» What needs to be done: Each line below should be reproduced without any alteration.

[Dataset rows]
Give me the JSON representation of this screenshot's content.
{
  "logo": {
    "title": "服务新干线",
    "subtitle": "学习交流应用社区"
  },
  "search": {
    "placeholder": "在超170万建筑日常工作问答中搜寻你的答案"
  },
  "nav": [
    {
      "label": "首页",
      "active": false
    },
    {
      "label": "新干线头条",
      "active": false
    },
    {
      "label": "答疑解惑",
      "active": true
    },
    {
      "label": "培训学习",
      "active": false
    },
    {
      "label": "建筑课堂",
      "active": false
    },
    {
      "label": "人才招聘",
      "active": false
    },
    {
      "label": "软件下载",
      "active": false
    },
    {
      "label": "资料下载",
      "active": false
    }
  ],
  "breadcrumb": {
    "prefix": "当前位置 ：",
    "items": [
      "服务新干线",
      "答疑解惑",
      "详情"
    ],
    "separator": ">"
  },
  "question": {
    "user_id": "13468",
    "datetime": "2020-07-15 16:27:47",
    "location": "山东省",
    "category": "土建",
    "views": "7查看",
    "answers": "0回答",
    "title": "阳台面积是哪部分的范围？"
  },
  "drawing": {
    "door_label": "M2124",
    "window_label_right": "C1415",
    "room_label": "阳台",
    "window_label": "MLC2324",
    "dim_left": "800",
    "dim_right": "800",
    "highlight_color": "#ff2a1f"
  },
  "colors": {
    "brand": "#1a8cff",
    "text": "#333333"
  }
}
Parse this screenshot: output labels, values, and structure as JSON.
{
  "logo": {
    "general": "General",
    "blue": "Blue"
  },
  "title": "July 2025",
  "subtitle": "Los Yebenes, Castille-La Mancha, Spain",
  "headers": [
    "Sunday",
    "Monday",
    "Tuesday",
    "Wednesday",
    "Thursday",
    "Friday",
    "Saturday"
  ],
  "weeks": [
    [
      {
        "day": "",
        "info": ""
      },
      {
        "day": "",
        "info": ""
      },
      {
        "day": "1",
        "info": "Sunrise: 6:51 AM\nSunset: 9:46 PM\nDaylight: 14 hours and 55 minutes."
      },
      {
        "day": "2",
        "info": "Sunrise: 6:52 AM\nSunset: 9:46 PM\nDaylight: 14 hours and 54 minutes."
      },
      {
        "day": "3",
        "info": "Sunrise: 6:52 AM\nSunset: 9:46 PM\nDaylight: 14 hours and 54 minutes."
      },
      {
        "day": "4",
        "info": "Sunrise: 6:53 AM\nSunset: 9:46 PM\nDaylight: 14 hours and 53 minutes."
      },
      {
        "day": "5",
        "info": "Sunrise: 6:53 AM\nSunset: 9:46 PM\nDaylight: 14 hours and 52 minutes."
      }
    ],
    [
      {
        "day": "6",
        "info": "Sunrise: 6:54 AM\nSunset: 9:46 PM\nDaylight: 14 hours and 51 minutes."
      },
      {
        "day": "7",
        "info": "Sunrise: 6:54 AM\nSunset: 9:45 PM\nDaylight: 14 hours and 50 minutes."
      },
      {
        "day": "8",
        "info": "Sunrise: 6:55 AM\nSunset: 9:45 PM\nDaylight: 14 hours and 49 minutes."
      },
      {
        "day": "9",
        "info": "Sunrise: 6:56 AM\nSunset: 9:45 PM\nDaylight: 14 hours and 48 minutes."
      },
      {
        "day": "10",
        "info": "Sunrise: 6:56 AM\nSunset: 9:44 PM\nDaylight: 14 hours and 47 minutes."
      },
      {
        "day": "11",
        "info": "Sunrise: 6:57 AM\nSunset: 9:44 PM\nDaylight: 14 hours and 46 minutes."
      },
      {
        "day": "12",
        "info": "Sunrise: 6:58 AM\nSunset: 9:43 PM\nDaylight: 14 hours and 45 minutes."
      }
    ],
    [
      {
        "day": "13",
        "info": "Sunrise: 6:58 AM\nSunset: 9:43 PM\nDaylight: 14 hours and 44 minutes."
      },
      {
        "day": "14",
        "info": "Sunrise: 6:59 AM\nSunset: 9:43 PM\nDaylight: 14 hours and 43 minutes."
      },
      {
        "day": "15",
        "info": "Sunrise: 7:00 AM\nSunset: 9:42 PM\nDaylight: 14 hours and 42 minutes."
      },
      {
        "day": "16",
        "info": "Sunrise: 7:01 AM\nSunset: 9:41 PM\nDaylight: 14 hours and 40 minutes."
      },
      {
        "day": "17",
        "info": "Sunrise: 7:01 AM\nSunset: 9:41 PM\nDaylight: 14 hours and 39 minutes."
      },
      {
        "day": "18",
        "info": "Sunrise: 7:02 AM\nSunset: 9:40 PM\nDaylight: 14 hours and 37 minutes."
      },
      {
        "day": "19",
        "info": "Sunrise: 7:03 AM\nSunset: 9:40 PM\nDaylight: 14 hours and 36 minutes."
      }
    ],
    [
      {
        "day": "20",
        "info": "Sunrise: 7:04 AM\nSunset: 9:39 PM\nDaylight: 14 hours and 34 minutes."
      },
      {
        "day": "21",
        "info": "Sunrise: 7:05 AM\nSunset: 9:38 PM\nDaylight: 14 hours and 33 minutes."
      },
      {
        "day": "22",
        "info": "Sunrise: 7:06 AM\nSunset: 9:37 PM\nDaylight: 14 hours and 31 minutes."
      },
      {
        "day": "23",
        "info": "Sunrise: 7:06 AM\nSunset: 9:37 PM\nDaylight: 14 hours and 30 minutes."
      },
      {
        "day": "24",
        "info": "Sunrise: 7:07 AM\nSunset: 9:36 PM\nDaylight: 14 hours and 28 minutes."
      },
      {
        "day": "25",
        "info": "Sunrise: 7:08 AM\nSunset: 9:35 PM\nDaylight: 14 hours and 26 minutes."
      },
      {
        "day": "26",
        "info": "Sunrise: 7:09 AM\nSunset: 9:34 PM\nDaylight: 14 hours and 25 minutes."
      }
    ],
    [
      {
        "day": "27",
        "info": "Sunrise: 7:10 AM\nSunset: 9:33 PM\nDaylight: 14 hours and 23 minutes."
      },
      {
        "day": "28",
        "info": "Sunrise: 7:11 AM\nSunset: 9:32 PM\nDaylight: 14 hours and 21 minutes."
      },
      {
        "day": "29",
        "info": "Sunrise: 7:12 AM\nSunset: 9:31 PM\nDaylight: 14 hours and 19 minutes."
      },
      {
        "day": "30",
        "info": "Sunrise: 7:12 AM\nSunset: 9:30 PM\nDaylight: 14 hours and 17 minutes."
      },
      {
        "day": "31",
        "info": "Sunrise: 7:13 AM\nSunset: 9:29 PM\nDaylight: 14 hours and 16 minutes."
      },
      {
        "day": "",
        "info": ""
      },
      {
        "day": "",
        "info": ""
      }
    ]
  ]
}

» Exercise response:
Give me the JSON representation of this screenshot's content.
{
  "logo": {
    "title": "服务新干线",
    "subtitle": "学习交流应用社区"
  },
  "search": {
    "placeholder": "在超170万建筑日常工作问答中搜寻你的答案"
  },
  "nav": [
    {
      "label": "首页",
      "active": false
    },
    {
      "label": "新干线头条",
      "active": false
    },
    {
      "label": "答疑解惑",
      "active": true
    },
    {
      "label": "培训学习",
      "active": false
    },
    {
      "label": "建筑课堂",
      "active": false
    },
    {
      "label": "人才招聘",
      "active": false
    },
    {
      "label": "软件下载",
      "active": false
    },
    {
      "label": "资料下载",
      "active": false
    }
  ],
  "breadcrumb": {
    "prefix": "当前位置 ：",
    "items": [
      "服务新干线",
      "答疑解惑",
      "详情"
    ],
    "separator": ">"
  },
  "question": {
    "user_id": "13468",
    "datetime": "2020-07-15 16:27:47",
    "location": "山东省",
    "category": "土建",
    "views": "7查看",
    "answers": "0回答",
    "title": "阳台面积是哪部分的范围？"
  },
  "drawing": {
    "door_label": "M2124",
    "window_label_right": "C1415",
    "room_label": "阳台",
    "window_label": "MLC2324",
    "dim_left": "800",
    "dim_right": "800",
    "highlight_color": "#ff2a1f"
  },
  "colors": {
    "brand": "#1a8cff",
    "text": "#333333"
  }
}
Parse this screenshot: output labels, values, and structure as JSON.
{
  "logo": {
    "general": "General",
    "blue": "Blue"
  },
  "title": "July 2025",
  "subtitle": "Los Yebenes, Castille-La Mancha, Spain",
  "headers": [
    "Sunday",
    "Monday",
    "Tuesday",
    "Wednesday",
    "Thursday",
    "Friday",
    "Saturday"
  ],
  "weeks": [
    [
      {
        "day": "",
        "info": ""
      },
      {
        "day": "",
        "info": ""
      },
      {
        "day": "1",
        "info": "Sunrise: 6:51 AM\nSunset: 9:46 PM\nDaylight: 14 hours and 55 minutes."
      },
      {
        "day": "2",
        "info": "Sunrise: 6:52 AM\nSunset: 9:46 PM\nDaylight: 14 hours and 54 minutes."
      },
      {
        "day": "3",
        "info": "Sunrise: 6:52 AM\nSunset: 9:46 PM\nDaylight: 14 hours and 54 minutes."
      },
      {
        "day": "4",
        "info": "Sunrise: 6:53 AM\nSunset: 9:46 PM\nDaylight: 14 hours and 53 minutes."
      },
      {
        "day": "5",
        "info": "Sunrise: 6:53 AM\nSunset: 9:46 PM\nDaylight: 14 hours and 52 minutes."
      }
    ],
    [
      {
        "day": "6",
        "info": "Sunrise: 6:54 AM\nSunset: 9:46 PM\nDaylight: 14 hours and 51 minutes."
      },
      {
        "day": "7",
        "info": "Sunrise: 6:54 AM\nSunset: 9:45 PM\nDaylight: 14 hours and 50 minutes."
      },
      {
        "day": "8",
        "info": "Sunrise: 6:55 AM\nSunset: 9:45 PM\nDaylight: 14 hours and 49 minutes."
      },
      {
        "day": "9",
        "info": "Sunrise: 6:56 AM\nSunset: 9:45 PM\nDaylight: 14 hours and 48 minutes."
      },
      {
        "day": "10",
        "info": "Sunrise: 6:56 AM\nSunset: 9:44 PM\nDaylight: 14 hours and 47 minutes."
      },
      {
        "day": "11",
        "info": "Sunrise: 6:57 AM\nSunset: 9:44 PM\nDaylight: 14 hours and 46 minutes."
      },
      {
        "day": "12",
        "info": "Sunrise: 6:58 AM\nSunset: 9:43 PM\nDaylight: 14 hours and 45 minutes."
      }
    ],
    [
      {
        "day": "13",
        "info": "Sunrise: 6:58 AM\nSunset: 9:43 PM\nDaylight: 14 hours and 44 minutes."
      },
      {
        "day": "14",
        "info": "Sunrise: 6:59 AM\nSunset: 9:43 PM\nDaylight: 14 hours and 43 minutes."
      },
      {
        "day": "15",
        "info": "Sunrise: 7:00 AM\nSunset: 9:42 PM\nDaylight: 14 hours and 42 minutes."
      },
      {
        "day": "16",
        "info": "Sunrise: 7:01 AM\nSunset: 9:41 PM\nDaylight: 14 hours and 40 minutes."
      },
      {
        "day": "17",
        "info": "Sunrise: 7:01 AM\nSunset: 9:41 PM\nDaylight: 14 hours and 39 minutes."
      },
      {
        "day": "18",
        "info": "Sunrise: 7:02 AM\nSunset: 9:40 PM\nDaylight: 14 hours and 37 minutes."
      },
      {
        "day": "19",
        "info": "Sunrise: 7:03 AM\nSunset: 9:40 PM\nDaylight: 14 hours and 36 minutes."
      }
    ],
    [
      {
        "day": "20",
        "info": "Sunrise: 7:04 AM\nSunset: 9:39 PM\nDaylight: 14 hours and 34 minutes."
      },
      {
        "day": "21",
        "info": "Sunrise: 7:05 AM\nSunset: 9:38 PM\nDaylight: 14 hours and 33 minutes."
      },
      {
        "day": "22",
        "info": "Sunrise: 7:06 AM\nSunset: 9:37 PM\nDaylight: 14 hours and 31 minutes."
      },
      {
        "day": "23",
        "info": "Sunrise: 7:06 AM\nSunset: 9:37 PM\nDaylight: 14 hours and 30 minutes."
      },
      {
        "day": "24",
        "info": "Sunrise: 7:07 AM\nSunset: 9:36 PM\nDaylight: 14 hours and 28 minutes."
      },
      {
        "day": "25",
        "info": "Sunrise: 7:08 AM\nSunset: 9:35 PM\nDaylight: 14 hours and 26 minutes."
      },
      {
        "day": "26",
        "info": "Sunrise: 7:09 AM\nSunset: 9:34 PM\nDaylight: 14 hours and 25 minutes."
      }
    ],
    [
      {
        "day": "27",
        "info": "Sunrise: 7:10 AM\nSunset: 9:33 PM\nDaylight: 14 hours and 23 minutes."
      },
      {
        "day": "28",
        "info": "Sunrise: 7:11 AM\nSunset: 9:32 PM\nDaylight: 14 hours and 21 minutes."
      },
      {
        "day": "29",
        "info": "Sunrise: 7:12 AM\nSunset: 9:31 PM\nDaylight: 14 hours and 19 minutes."
      },
      {
        "day": "30",
        "info": "Sunrise: 7:12 AM\nSunset: 9:30 PM\nDaylight: 14 hours and 17 minutes."
      },
      {
        "day": "31",
        "info": "Sunrise: 7:13 AM\nSunset: 9:29 PM\nDaylight: 14 hours and 16 minutes."
      },
      {
        "day": "",
        "info": ""
      },
      {
        "day": "",
        "info": ""
      }
    ]
  ]
}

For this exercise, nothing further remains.